## Task instructions
Check each line of the data below for the word "title", then extract the ones that have it.

## Listed entries
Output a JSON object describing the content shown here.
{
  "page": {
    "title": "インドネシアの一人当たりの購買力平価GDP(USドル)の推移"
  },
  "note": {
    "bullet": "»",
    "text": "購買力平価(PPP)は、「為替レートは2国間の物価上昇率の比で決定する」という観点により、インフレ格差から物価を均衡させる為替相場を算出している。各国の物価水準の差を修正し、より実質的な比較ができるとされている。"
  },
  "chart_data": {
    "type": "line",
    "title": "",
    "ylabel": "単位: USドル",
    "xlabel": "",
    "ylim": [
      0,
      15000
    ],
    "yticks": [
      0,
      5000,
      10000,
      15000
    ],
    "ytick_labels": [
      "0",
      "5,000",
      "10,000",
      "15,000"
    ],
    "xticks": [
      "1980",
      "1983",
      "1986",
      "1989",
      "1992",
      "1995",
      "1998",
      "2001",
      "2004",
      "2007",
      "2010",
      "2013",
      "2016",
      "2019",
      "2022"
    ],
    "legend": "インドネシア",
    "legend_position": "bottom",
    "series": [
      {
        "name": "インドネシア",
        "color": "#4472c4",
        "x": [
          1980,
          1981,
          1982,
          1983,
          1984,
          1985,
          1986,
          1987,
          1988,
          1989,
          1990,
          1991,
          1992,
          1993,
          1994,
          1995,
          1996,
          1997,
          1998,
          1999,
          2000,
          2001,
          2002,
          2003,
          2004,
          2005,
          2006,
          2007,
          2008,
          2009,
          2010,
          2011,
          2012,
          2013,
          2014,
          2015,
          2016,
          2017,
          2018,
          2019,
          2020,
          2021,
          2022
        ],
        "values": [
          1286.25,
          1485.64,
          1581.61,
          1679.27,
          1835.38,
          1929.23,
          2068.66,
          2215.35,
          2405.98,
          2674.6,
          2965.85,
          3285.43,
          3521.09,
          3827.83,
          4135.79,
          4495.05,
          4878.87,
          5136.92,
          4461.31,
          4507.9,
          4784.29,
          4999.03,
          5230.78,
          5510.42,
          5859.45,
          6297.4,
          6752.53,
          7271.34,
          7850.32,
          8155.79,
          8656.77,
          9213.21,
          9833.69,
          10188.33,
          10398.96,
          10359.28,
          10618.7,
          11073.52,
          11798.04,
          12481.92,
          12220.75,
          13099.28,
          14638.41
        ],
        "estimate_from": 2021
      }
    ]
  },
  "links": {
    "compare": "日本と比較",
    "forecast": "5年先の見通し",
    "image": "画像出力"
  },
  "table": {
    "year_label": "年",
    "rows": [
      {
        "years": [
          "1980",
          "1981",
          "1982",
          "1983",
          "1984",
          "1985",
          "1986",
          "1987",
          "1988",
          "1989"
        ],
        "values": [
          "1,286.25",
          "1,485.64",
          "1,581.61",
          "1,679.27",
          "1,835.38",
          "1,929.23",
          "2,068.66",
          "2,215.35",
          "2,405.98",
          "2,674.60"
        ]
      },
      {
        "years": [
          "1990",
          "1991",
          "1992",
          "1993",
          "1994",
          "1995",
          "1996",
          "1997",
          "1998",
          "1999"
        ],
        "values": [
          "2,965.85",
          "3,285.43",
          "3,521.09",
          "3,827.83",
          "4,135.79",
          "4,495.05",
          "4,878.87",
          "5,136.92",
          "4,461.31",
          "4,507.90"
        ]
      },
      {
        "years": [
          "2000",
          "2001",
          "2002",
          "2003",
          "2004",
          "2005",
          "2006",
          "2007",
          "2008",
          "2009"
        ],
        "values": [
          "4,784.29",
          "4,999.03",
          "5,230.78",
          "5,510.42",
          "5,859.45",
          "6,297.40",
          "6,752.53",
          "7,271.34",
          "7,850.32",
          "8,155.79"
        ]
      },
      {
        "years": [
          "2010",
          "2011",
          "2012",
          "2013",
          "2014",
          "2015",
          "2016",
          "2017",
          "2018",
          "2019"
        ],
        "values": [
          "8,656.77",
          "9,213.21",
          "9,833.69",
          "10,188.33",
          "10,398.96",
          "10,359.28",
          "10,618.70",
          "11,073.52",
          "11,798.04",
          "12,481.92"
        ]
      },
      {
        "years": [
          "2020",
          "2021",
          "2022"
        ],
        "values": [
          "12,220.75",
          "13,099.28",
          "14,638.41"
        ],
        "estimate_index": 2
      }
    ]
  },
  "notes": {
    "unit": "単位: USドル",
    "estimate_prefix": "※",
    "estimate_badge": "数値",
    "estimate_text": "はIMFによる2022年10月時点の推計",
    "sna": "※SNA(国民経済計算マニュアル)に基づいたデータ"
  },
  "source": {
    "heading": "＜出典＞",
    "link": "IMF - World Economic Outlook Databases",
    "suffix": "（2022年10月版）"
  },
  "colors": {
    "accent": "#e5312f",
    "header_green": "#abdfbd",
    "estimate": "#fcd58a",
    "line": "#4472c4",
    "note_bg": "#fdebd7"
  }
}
...
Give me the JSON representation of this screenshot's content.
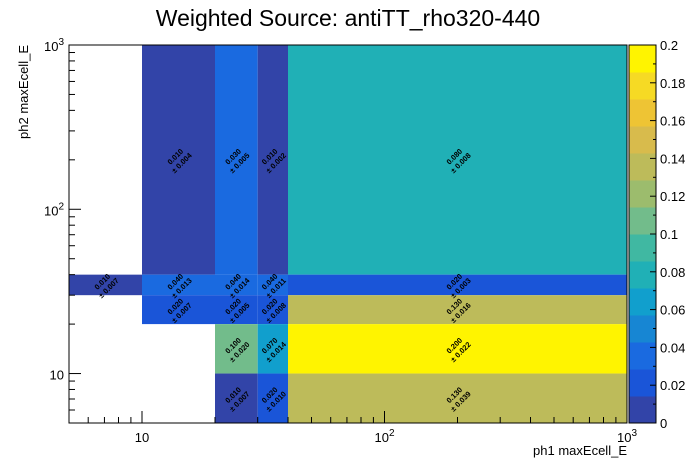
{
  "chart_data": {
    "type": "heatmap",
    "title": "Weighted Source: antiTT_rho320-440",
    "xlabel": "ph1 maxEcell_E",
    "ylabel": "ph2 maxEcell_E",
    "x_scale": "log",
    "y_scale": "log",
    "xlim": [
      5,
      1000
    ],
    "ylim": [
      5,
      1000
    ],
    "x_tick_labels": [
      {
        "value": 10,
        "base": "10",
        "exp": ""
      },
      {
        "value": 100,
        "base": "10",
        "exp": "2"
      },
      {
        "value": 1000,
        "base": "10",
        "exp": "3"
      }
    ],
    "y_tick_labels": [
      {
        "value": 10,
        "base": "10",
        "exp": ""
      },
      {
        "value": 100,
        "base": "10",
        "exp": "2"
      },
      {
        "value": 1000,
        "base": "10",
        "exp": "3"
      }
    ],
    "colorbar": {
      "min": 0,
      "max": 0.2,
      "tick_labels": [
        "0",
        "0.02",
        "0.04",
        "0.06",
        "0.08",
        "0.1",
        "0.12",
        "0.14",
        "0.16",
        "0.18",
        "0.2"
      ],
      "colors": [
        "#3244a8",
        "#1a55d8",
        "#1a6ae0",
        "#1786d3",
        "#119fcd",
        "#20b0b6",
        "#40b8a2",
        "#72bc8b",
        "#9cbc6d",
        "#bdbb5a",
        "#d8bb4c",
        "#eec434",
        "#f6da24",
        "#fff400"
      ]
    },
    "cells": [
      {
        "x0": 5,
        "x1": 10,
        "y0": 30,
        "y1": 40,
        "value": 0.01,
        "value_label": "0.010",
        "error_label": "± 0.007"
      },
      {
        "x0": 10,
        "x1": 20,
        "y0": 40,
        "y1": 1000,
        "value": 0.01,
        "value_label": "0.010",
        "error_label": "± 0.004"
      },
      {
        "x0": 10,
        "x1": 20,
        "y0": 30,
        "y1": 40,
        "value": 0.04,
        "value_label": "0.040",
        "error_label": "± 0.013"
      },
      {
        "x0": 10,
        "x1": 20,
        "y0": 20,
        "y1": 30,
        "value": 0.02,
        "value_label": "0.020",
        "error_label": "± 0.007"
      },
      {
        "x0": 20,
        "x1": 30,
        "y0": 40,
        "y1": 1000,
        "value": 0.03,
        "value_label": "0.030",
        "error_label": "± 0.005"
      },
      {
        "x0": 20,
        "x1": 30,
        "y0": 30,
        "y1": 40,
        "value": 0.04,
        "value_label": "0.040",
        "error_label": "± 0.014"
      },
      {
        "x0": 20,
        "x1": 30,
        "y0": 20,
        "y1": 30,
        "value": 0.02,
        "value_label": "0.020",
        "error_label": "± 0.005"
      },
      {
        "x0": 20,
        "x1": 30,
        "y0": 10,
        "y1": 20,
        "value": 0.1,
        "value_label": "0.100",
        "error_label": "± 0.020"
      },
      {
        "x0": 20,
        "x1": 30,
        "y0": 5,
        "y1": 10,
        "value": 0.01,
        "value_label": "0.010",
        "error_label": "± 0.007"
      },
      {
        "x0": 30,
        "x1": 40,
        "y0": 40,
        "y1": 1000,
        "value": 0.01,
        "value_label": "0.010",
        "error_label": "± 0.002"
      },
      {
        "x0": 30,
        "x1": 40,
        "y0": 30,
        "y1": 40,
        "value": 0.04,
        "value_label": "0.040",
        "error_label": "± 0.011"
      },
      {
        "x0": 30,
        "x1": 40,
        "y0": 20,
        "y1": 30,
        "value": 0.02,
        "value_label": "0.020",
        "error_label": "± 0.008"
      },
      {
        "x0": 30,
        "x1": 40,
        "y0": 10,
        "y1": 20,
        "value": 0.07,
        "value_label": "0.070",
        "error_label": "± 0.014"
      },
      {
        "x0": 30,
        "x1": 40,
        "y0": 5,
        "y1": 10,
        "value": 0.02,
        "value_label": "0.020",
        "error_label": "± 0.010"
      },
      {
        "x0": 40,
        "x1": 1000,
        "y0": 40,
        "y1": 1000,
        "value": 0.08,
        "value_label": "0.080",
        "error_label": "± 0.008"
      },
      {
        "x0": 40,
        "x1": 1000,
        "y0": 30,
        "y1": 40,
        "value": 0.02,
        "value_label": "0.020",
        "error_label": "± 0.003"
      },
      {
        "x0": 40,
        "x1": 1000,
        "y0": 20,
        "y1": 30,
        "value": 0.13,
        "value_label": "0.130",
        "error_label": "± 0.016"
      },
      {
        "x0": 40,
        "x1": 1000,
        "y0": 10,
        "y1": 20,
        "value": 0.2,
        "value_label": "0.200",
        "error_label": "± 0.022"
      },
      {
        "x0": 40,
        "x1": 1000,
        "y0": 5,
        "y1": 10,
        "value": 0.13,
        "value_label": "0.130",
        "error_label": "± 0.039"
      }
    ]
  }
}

## The reply
    "title": "インドネシアの一人当たりの購買力平価GDP(USドル)の推移"
    "title": "",
    "title": "Weighted Source: antiTT_rho320-440",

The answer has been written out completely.